What this task involves.
Return the whole listing exactly as it stands.

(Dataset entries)
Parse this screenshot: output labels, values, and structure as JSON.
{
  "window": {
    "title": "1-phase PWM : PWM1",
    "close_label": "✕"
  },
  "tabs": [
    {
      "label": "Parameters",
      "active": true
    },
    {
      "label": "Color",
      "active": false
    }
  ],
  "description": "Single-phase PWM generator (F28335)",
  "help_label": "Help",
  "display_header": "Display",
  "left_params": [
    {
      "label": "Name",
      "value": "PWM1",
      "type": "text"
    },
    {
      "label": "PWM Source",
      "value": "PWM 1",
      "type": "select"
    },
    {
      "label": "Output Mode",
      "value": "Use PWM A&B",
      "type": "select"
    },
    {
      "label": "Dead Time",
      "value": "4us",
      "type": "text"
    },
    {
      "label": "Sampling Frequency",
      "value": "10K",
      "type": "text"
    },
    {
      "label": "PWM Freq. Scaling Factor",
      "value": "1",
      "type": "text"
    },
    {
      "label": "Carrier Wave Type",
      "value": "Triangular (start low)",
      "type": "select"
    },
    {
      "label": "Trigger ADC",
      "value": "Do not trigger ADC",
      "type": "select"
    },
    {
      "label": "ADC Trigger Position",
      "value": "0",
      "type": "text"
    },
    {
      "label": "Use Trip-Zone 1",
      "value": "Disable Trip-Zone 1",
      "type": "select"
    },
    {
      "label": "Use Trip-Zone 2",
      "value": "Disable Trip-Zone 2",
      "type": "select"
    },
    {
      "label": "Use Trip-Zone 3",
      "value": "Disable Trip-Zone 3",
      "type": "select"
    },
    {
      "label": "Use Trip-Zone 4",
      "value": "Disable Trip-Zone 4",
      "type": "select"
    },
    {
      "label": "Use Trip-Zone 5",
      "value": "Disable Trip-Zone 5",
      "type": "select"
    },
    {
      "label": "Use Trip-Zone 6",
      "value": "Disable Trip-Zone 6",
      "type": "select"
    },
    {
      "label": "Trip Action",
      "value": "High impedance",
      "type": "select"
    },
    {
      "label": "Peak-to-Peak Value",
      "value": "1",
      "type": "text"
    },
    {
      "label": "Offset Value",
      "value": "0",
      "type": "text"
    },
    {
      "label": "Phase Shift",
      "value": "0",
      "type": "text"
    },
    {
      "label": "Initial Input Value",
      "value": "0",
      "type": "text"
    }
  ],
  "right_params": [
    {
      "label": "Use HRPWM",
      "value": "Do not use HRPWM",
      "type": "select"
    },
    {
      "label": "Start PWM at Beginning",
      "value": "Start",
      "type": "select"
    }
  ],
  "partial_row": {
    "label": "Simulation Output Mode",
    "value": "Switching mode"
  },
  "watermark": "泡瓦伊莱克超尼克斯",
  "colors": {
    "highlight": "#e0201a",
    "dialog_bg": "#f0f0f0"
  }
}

Reply to the task.
Parse this screenshot: output labels, values, and structure as JSON.
{
  "window": {
    "title": "1-phase PWM : PWM1",
    "close_label": "✕"
  },
  "tabs": [
    {
      "label": "Parameters",
      "active": true
    },
    {
      "label": "Color",
      "active": false
    }
  ],
  "description": "Single-phase PWM generator (F28335)",
  "help_label": "Help",
  "display_header": "Display",
  "left_params": [
    {
      "label": "Name",
      "value": "PWM1",
      "type": "text"
    },
    {
      "label": "PWM Source",
      "value": "PWM 1",
      "type": "select"
    },
    {
      "label": "Output Mode",
      "value": "Use PWM A&B",
      "type": "select"
    },
    {
      "label": "Dead Time",
      "value": "4us",
      "type": "text"
    },
    {
      "label": "Sampling Frequency",
      "value": "10K",
      "type": "text"
    },
    {
      "label": "PWM Freq. Scaling Factor",
      "value": "1",
      "type": "text"
    },
    {
      "label": "Carrier Wave Type",
      "value": "Triangular (start low)",
      "type": "select"
    },
    {
      "label": "Trigger ADC",
      "value": "Do not trigger ADC",
      "type": "select"
    },
    {
      "label": "ADC Trigger Position",
      "value": "0",
      "type": "text"
    },
    {
      "label": "Use Trip-Zone 1",
      "value": "Disable Trip-Zone 1",
      "type": "select"
    },
    {
      "label": "Use Trip-Zone 2",
      "value": "Disable Trip-Zone 2",
      "type": "select"
    },
    {
      "label": "Use Trip-Zone 3",
      "value": "Disable Trip-Zone 3",
      "type": "select"
    },
    {
      "label": "Use Trip-Zone 4",
      "value": "Disable Trip-Zone 4",
      "type": "select"
    },
    {
      "label": "Use Trip-Zone 5",
      "value": "Disable Trip-Zone 5",
      "type": "select"
    },
    {
      "label": "Use Trip-Zone 6",
      "value": "Disable Trip-Zone 6",
      "type": "select"
    },
    {
      "label": "Trip Action",
      "value": "High impedance",
      "type": "select"
    },
    {
      "label": "Peak-to-Peak Value",
      "value": "1",
      "type": "text"
    },
    {
      "label": "Offset Value",
      "value": "0",
      "type": "text"
    },
    {
      "label": "Phase Shift",
      "value": "0",
      "type": "text"
    },
    {
      "label": "Initial Input Value",
      "value": "0",
      "type": "text"
    }
  ],
  "right_params": [
    {
      "label": "Use HRPWM",
      "value": "Do not use HRPWM",
      "type": "select"
    },
    {
      "label": "Start PWM at Beginning",
      "value": "Start",
      "type": "select"
    }
  ],
  "partial_row": {
    "label": "Simulation Output Mode",
    "value": "Switching mode"
  },
  "watermark": "泡瓦伊莱克超尼克斯",
  "colors": {
    "highlight": "#e0201a",
    "dialog_bg": "#f0f0f0"
  }
}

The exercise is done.